To be done: Please reproduce every one of the entries below word for word, without changing anything.

(Recorded data)
# # # # # # #
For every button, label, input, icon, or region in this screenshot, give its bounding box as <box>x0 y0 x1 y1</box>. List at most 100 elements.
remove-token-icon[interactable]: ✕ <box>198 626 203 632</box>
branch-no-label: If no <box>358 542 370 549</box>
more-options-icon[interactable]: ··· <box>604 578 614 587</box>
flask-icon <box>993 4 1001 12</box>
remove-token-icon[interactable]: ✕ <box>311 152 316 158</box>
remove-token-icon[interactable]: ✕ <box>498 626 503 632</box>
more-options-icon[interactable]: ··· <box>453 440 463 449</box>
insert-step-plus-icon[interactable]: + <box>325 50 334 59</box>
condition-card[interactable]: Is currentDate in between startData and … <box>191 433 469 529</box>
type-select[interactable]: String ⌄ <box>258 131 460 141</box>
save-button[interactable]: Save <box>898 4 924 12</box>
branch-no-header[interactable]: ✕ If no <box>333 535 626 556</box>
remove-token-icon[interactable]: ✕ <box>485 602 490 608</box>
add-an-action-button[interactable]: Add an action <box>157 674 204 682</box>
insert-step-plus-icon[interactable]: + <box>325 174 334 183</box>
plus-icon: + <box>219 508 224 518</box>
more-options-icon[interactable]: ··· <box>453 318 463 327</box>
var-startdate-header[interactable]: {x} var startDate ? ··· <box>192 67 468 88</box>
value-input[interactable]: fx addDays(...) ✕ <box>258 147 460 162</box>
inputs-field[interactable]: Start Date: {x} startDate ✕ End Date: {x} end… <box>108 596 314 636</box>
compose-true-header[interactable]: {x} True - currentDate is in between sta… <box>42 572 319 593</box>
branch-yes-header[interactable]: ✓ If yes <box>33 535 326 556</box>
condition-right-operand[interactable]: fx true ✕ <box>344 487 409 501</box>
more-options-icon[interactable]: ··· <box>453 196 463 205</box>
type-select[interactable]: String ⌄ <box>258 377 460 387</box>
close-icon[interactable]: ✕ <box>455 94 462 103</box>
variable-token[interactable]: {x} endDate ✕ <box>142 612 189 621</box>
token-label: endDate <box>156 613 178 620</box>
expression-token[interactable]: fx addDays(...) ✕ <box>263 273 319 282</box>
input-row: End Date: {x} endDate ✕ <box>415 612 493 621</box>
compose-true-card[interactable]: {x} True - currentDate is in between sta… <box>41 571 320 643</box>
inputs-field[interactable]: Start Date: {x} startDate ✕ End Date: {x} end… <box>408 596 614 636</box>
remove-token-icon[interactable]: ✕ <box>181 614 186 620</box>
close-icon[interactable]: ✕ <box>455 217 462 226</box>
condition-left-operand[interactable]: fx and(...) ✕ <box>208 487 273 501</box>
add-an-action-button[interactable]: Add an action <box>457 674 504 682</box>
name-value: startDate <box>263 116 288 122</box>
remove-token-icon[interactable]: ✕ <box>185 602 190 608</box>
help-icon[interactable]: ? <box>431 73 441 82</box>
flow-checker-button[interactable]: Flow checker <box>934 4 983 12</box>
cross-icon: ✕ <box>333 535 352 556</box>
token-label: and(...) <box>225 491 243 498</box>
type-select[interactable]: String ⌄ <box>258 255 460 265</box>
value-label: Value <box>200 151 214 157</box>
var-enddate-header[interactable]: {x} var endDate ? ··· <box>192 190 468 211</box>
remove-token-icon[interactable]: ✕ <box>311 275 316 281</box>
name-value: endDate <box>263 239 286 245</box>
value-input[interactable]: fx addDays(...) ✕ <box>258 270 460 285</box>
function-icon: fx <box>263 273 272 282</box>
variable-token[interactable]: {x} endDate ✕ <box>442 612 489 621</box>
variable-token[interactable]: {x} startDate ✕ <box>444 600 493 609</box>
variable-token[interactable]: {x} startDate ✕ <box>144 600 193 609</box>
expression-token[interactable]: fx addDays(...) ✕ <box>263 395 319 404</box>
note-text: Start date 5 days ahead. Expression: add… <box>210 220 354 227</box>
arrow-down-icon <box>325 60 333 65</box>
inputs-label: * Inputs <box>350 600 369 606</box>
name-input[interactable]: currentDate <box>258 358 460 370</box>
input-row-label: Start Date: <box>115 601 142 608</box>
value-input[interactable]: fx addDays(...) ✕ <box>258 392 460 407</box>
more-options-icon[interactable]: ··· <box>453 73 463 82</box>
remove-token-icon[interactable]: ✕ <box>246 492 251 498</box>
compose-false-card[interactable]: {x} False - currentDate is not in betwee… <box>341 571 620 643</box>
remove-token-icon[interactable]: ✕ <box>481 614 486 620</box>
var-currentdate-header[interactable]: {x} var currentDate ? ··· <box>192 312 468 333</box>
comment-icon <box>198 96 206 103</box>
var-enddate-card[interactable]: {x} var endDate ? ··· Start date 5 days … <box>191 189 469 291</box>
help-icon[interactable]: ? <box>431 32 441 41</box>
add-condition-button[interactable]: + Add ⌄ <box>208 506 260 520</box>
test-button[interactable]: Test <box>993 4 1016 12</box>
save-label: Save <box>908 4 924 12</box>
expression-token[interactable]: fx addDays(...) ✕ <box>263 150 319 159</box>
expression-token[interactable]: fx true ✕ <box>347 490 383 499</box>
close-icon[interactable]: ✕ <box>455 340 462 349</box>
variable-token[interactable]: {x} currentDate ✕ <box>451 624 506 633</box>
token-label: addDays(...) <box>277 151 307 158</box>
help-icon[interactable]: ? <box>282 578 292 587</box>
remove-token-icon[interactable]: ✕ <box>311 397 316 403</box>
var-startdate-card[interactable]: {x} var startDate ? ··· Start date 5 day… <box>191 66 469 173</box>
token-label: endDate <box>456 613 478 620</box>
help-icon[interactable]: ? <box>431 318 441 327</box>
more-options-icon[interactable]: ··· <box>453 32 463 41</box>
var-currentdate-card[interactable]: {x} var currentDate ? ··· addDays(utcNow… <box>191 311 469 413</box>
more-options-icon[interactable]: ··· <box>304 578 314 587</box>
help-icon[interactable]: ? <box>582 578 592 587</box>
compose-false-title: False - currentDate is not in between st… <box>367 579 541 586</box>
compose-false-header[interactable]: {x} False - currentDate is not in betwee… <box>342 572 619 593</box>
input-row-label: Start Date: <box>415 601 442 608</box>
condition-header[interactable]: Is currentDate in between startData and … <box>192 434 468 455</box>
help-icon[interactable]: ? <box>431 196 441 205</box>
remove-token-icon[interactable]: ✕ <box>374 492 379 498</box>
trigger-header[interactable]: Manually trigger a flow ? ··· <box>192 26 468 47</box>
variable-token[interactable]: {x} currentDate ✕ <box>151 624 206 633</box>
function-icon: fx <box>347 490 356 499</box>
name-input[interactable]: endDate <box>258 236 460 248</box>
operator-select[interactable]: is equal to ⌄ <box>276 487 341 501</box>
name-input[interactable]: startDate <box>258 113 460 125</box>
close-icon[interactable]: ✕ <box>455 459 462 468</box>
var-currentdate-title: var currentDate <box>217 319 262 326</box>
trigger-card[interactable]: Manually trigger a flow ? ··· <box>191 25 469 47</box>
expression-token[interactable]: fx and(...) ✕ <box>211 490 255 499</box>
# # # # # # #
Exercise answer:
For every button, label, input, icon, or region in this screenshot, give its bounding box as <box>x0 y0 x1 y1</box>. List at most 100 elements.
remove-token-icon[interactable]: ✕ <box>198 626 203 632</box>
branch-no-label: If no <box>358 542 370 549</box>
more-options-icon[interactable]: ··· <box>604 578 614 587</box>
flask-icon <box>993 4 1001 12</box>
remove-token-icon[interactable]: ✕ <box>311 152 316 158</box>
remove-token-icon[interactable]: ✕ <box>498 626 503 632</box>
more-options-icon[interactable]: ··· <box>453 440 463 449</box>
insert-step-plus-icon[interactable]: + <box>325 50 334 59</box>
condition-card[interactable]: Is currentDate in between startData and … <box>191 433 469 529</box>
type-select[interactable]: String ⌄ <box>258 131 460 141</box>
save-button[interactable]: Save <box>898 4 924 12</box>
branch-no-header[interactable]: ✕ If no <box>333 535 626 556</box>
remove-token-icon[interactable]: ✕ <box>485 602 490 608</box>
add-an-action-button[interactable]: Add an action <box>157 674 204 682</box>
insert-step-plus-icon[interactable]: + <box>325 174 334 183</box>
plus-icon: + <box>219 508 224 518</box>
more-options-icon[interactable]: ··· <box>453 318 463 327</box>
var-startdate-header[interactable]: {x} var startDate ? ··· <box>192 67 468 88</box>
value-input[interactable]: fx addDays(...) ✕ <box>258 147 460 162</box>
inputs-field[interactable]: Start Date: {x} startDate ✕ End Date: {x} end… <box>108 596 314 636</box>
compose-true-header[interactable]: {x} True - currentDate is in between sta… <box>42 572 319 593</box>
branch-yes-header[interactable]: ✓ If yes <box>33 535 326 556</box>
condition-right-operand[interactable]: fx true ✕ <box>344 487 409 501</box>
more-options-icon[interactable]: ··· <box>453 196 463 205</box>
type-select[interactable]: String ⌄ <box>258 377 460 387</box>
close-icon[interactable]: ✕ <box>455 94 462 103</box>
variable-token[interactable]: {x} endDate ✕ <box>142 612 189 621</box>
token-label: endDate <box>156 613 178 620</box>
expression-token[interactable]: fx addDays(...) ✕ <box>263 273 319 282</box>
input-row: End Date: {x} endDate ✕ <box>415 612 493 621</box>
compose-true-card[interactable]: {x} True - currentDate is in between sta… <box>41 571 320 643</box>
inputs-field[interactable]: Start Date: {x} startDate ✕ End Date: {x} end… <box>408 596 614 636</box>
remove-token-icon[interactable]: ✕ <box>181 614 186 620</box>
close-icon[interactable]: ✕ <box>455 217 462 226</box>
condition-left-operand[interactable]: fx and(...) ✕ <box>208 487 273 501</box>
add-an-action-button[interactable]: Add an action <box>457 674 504 682</box>
name-value: startDate <box>263 116 288 122</box>
remove-token-icon[interactable]: ✕ <box>185 602 190 608</box>
help-icon[interactable]: ? <box>431 73 441 82</box>
flow-checker-button[interactable]: Flow checker <box>934 4 983 12</box>
cross-icon: ✕ <box>333 535 352 556</box>
token-label: and(...) <box>225 491 243 498</box>
type-select[interactable]: String ⌄ <box>258 255 460 265</box>
value-label: Value <box>200 151 214 157</box>
var-enddate-header[interactable]: {x} var endDate ? ··· <box>192 190 468 211</box>
remove-token-icon[interactable]: ✕ <box>311 275 316 281</box>
name-value: endDate <box>263 239 286 245</box>
value-input[interactable]: fx addDays(...) ✕ <box>258 270 460 285</box>
function-icon: fx <box>263 273 272 282</box>
variable-token[interactable]: {x} endDate ✕ <box>442 612 489 621</box>
variable-token[interactable]: {x} startDate ✕ <box>444 600 493 609</box>
variable-token[interactable]: {x} startDate ✕ <box>144 600 193 609</box>
expression-token[interactable]: fx addDays(...) ✕ <box>263 395 319 404</box>
note-text: Start date 5 days ahead. Expression: add… <box>210 220 354 227</box>
arrow-down-icon <box>325 60 333 65</box>
inputs-label: * Inputs <box>350 600 369 606</box>
name-input[interactable]: currentDate <box>258 358 460 370</box>
input-row-label: Start Date: <box>115 601 142 608</box>
value-input[interactable]: fx addDays(...) ✕ <box>258 392 460 407</box>
more-options-icon[interactable]: ··· <box>453 73 463 82</box>
remove-token-icon[interactable]: ✕ <box>246 492 251 498</box>
compose-false-card[interactable]: {x} False - currentDate is not in betwee… <box>341 571 620 643</box>
remove-token-icon[interactable]: ✕ <box>481 614 486 620</box>
var-currentdate-header[interactable]: {x} var currentDate ? ··· <box>192 312 468 333</box>
comment-icon <box>198 96 206 103</box>
var-enddate-card[interactable]: {x} var endDate ? ··· Start date 5 days … <box>191 189 469 291</box>
help-icon[interactable]: ? <box>431 32 441 41</box>
add-condition-button[interactable]: + Add ⌄ <box>208 506 260 520</box>
test-button[interactable]: Test <box>993 4 1016 12</box>
save-label: Save <box>908 4 924 12</box>
expression-token[interactable]: fx addDays(...) ✕ <box>263 150 319 159</box>
expression-token[interactable]: fx true ✕ <box>347 490 383 499</box>
close-icon[interactable]: ✕ <box>455 340 462 349</box>
variable-token[interactable]: {x} currentDate ✕ <box>451 624 506 633</box>
token-label: addDays(...) <box>277 151 307 158</box>
help-icon[interactable]: ? <box>282 578 292 587</box>
remove-token-icon[interactable]: ✕ <box>311 397 316 403</box>
var-startdate-card[interactable]: {x} var startDate ? ··· Start date 5 day… <box>191 66 469 173</box>
token-label: endDate <box>456 613 478 620</box>
help-icon[interactable]: ? <box>431 318 441 327</box>
more-options-icon[interactable]: ··· <box>453 32 463 41</box>
var-currentdate-card[interactable]: {x} var currentDate ? ··· addDays(utcNow… <box>191 311 469 413</box>
more-options-icon[interactable]: ··· <box>304 578 314 587</box>
help-icon[interactable]: ? <box>582 578 592 587</box>
compose-false-title: False - currentDate is not in between st… <box>367 579 541 586</box>
compose-false-header[interactable]: {x} False - currentDate is not in betwee… <box>342 572 619 593</box>
input-row-label: Start Date: <box>415 601 442 608</box>
condition-header[interactable]: Is currentDate in between startData and … <box>192 434 468 455</box>
help-icon[interactable]: ? <box>431 196 441 205</box>
remove-token-icon[interactable]: ✕ <box>374 492 379 498</box>
trigger-header[interactable]: Manually trigger a flow ? ··· <box>192 26 468 47</box>
variable-token[interactable]: {x} currentDate ✕ <box>151 624 206 633</box>
function-icon: fx <box>347 490 356 499</box>
name-input[interactable]: endDate <box>258 236 460 248</box>
operator-select[interactable]: is equal to ⌄ <box>276 487 341 501</box>
name-input[interactable]: startDate <box>258 113 460 125</box>
close-icon[interactable]: ✕ <box>455 459 462 468</box>
var-currentdate-title: var currentDate <box>217 319 262 326</box>
trigger-card[interactable]: Manually trigger a flow ? ··· <box>191 25 469 47</box>
expression-token[interactable]: fx and(...) ✕ <box>211 490 255 499</box>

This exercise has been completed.